◆ **Directions for this task**:
Copy every entry exactly as given, minus the images.
** Start Task input **
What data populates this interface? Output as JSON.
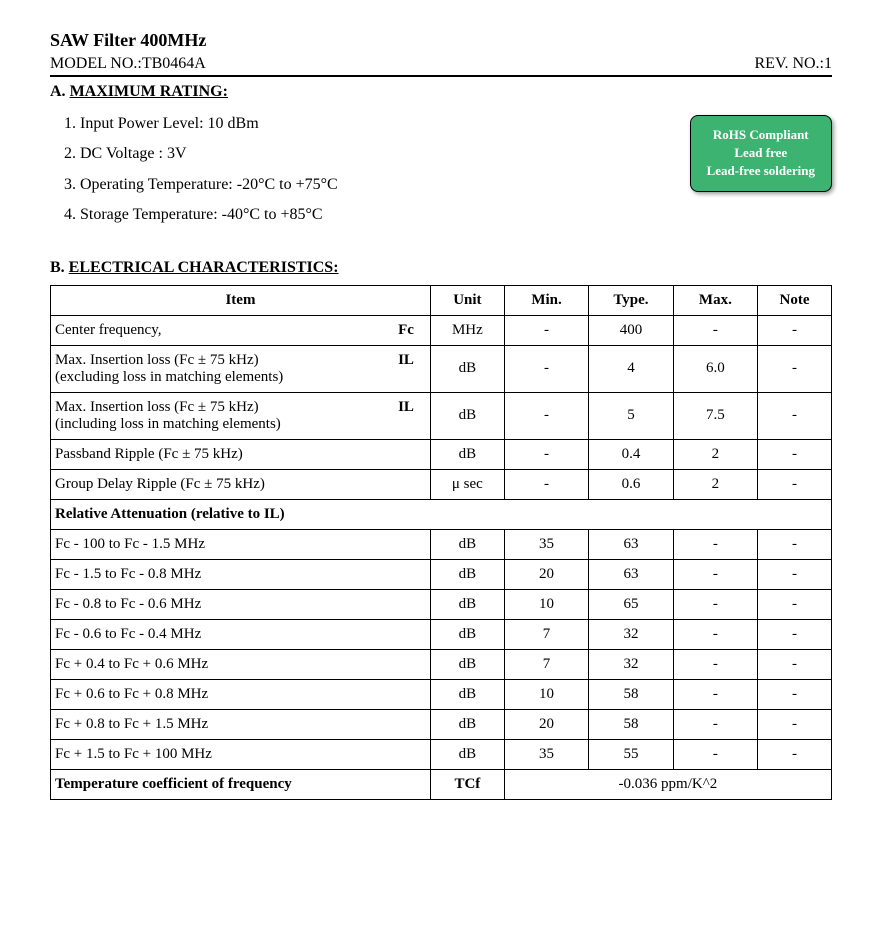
{
  "header": {
    "title": "SAW Filter 400MHz",
    "model_label": "MODEL NO.:TB0464A",
    "rev_label": "REV. NO.:1"
  },
  "sectionA": {
    "heading_prefix": "A. ",
    "heading": "MAXIMUM RATING:",
    "items": [
      "1. Input Power Level: 10 dBm",
      "2. DC Voltage : 3V",
      "3. Operating Temperature: -20°C to +75°C",
      "4. Storage Temperature: -40°C to +85°C"
    ],
    "badge": {
      "line1": "RoHS Compliant",
      "line2": "Lead free",
      "line3": "Lead-free soldering",
      "bg": "#3cb371",
      "fg": "#ffffff"
    }
  },
  "sectionB": {
    "heading_prefix": "B. ",
    "heading": "ELECTRICAL CHARACTERISTICS:",
    "columns": [
      "Item",
      "Unit",
      "Min.",
      "Type.",
      "Max.",
      "Note"
    ],
    "rows": [
      {
        "item": "Center frequency,",
        "sym": "Fc",
        "unit": "MHz",
        "min": "-",
        "type": "400",
        "max": "-",
        "note": "-"
      },
      {
        "item": "Max. Insertion loss (Fc ± 75 kHz)",
        "sub": "(excluding loss in matching elements)",
        "sym": "IL",
        "unit": "dB",
        "min": "-",
        "type": "4",
        "max": "6.0",
        "note": "-"
      },
      {
        "item": "Max. Insertion loss (Fc ± 75 kHz)",
        "sub": "(including loss in matching elements)",
        "sym": "IL",
        "unit": "dB",
        "min": "-",
        "type": "5",
        "max": "7.5",
        "note": "-"
      },
      {
        "item": "Passband Ripple (Fc ± 75 kHz)",
        "unit": "dB",
        "min": "-",
        "type": "0.4",
        "max": "2",
        "note": "-"
      },
      {
        "item": "Group Delay Ripple (Fc ± 75 kHz)",
        "unit": "μ sec",
        "min": "-",
        "type": "0.6",
        "max": "2",
        "note": "-"
      }
    ],
    "subheading": "Relative Attenuation (relative to IL)",
    "atten_rows": [
      {
        "item": "Fc - 100 to Fc - 1.5 MHz",
        "unit": "dB",
        "min": "35",
        "type": "63",
        "max": "-",
        "note": "-"
      },
      {
        "item": "Fc - 1.5 to Fc - 0.8 MHz",
        "unit": "dB",
        "min": "20",
        "type": "63",
        "max": "-",
        "note": "-"
      },
      {
        "item": "Fc - 0.8 to Fc - 0.6 MHz",
        "unit": "dB",
        "min": "10",
        "type": "65",
        "max": "-",
        "note": "-"
      },
      {
        "item": "Fc - 0.6 to Fc - 0.4 MHz",
        "unit": "dB",
        "min": "7",
        "type": "32",
        "max": "-",
        "note": "-"
      },
      {
        "item": "Fc + 0.4 to Fc + 0.6 MHz",
        "unit": "dB",
        "min": "7",
        "type": "32",
        "max": "-",
        "note": "-"
      },
      {
        "item": "Fc + 0.6 to Fc + 0.8 MHz",
        "unit": "dB",
        "min": "10",
        "type": "58",
        "max": "-",
        "note": "-"
      },
      {
        "item": "Fc + 0.8 to Fc + 1.5 MHz",
        "unit": "dB",
        "min": "20",
        "type": "58",
        "max": "-",
        "note": "-"
      },
      {
        "item": "Fc + 1.5 to Fc + 100 MHz",
        "unit": "dB",
        "min": "35",
        "type": "55",
        "max": "-",
        "note": "-"
      }
    ],
    "tcf": {
      "label": "Temperature coefficient of frequency",
      "sym": "TCf",
      "value": "-0.036 ppm/K^2"
    }
  }
}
** End Task input **
◆ **Solution for this problem**:
What data populates this interface? Output as JSON.
{
  "header": {
    "title": "SAW Filter 400MHz",
    "model_label": "MODEL NO.:TB0464A",
    "rev_label": "REV. NO.:1"
  },
  "sectionA": {
    "heading_prefix": "A. ",
    "heading": "MAXIMUM RATING:",
    "items": [
      "1. Input Power Level: 10 dBm",
      "2. DC Voltage : 3V",
      "3. Operating Temperature: -20°C to +75°C",
      "4. Storage Temperature: -40°C to +85°C"
    ],
    "badge": {
      "line1": "RoHS Compliant",
      "line2": "Lead free",
      "line3": "Lead-free soldering",
      "bg": "#3cb371",
      "fg": "#ffffff"
    }
  },
  "sectionB": {
    "heading_prefix": "B. ",
    "heading": "ELECTRICAL CHARACTERISTICS:",
    "columns": [
      "Item",
      "Unit",
      "Min.",
      "Type.",
      "Max.",
      "Note"
    ],
    "rows": [
      {
        "item": "Center frequency,",
        "sym": "Fc",
        "unit": "MHz",
        "min": "-",
        "type": "400",
        "max": "-",
        "note": "-"
      },
      {
        "item": "Max. Insertion loss (Fc ± 75 kHz)",
        "sub": "(excluding loss in matching elements)",
        "sym": "IL",
        "unit": "dB",
        "min": "-",
        "type": "4",
        "max": "6.0",
        "note": "-"
      },
      {
        "item": "Max. Insertion loss (Fc ± 75 kHz)",
        "sub": "(including loss in matching elements)",
        "sym": "IL",
        "unit": "dB",
        "min": "-",
        "type": "5",
        "max": "7.5",
        "note": "-"
      },
      {
        "item": "Passband Ripple (Fc ± 75 kHz)",
        "unit": "dB",
        "min": "-",
        "type": "0.4",
        "max": "2",
        "note": "-"
      },
      {
        "item": "Group Delay Ripple (Fc ± 75 kHz)",
        "unit": "μ sec",
        "min": "-",
        "type": "0.6",
        "max": "2",
        "note": "-"
      }
    ],
    "subheading": "Relative Attenuation (relative to IL)",
    "atten_rows": [
      {
        "item": "Fc - 100 to Fc - 1.5 MHz",
        "unit": "dB",
        "min": "35",
        "type": "63",
        "max": "-",
        "note": "-"
      },
      {
        "item": "Fc - 1.5 to Fc - 0.8 MHz",
        "unit": "dB",
        "min": "20",
        "type": "63",
        "max": "-",
        "note": "-"
      },
      {
        "item": "Fc - 0.8 to Fc - 0.6 MHz",
        "unit": "dB",
        "min": "10",
        "type": "65",
        "max": "-",
        "note": "-"
      },
      {
        "item": "Fc - 0.6 to Fc - 0.4 MHz",
        "unit": "dB",
        "min": "7",
        "type": "32",
        "max": "-",
        "note": "-"
      },
      {
        "item": "Fc + 0.4 to Fc + 0.6 MHz",
        "unit": "dB",
        "min": "7",
        "type": "32",
        "max": "-",
        "note": "-"
      },
      {
        "item": "Fc + 0.6 to Fc + 0.8 MHz",
        "unit": "dB",
        "min": "10",
        "type": "58",
        "max": "-",
        "note": "-"
      },
      {
        "item": "Fc + 0.8 to Fc + 1.5 MHz",
        "unit": "dB",
        "min": "20",
        "type": "58",
        "max": "-",
        "note": "-"
      },
      {
        "item": "Fc + 1.5 to Fc + 100 MHz",
        "unit": "dB",
        "min": "35",
        "type": "55",
        "max": "-",
        "note": "-"
      }
    ],
    "tcf": {
      "label": "Temperature coefficient of frequency",
      "sym": "TCf",
      "value": "-0.036 ppm/K^2"
    }
  }
}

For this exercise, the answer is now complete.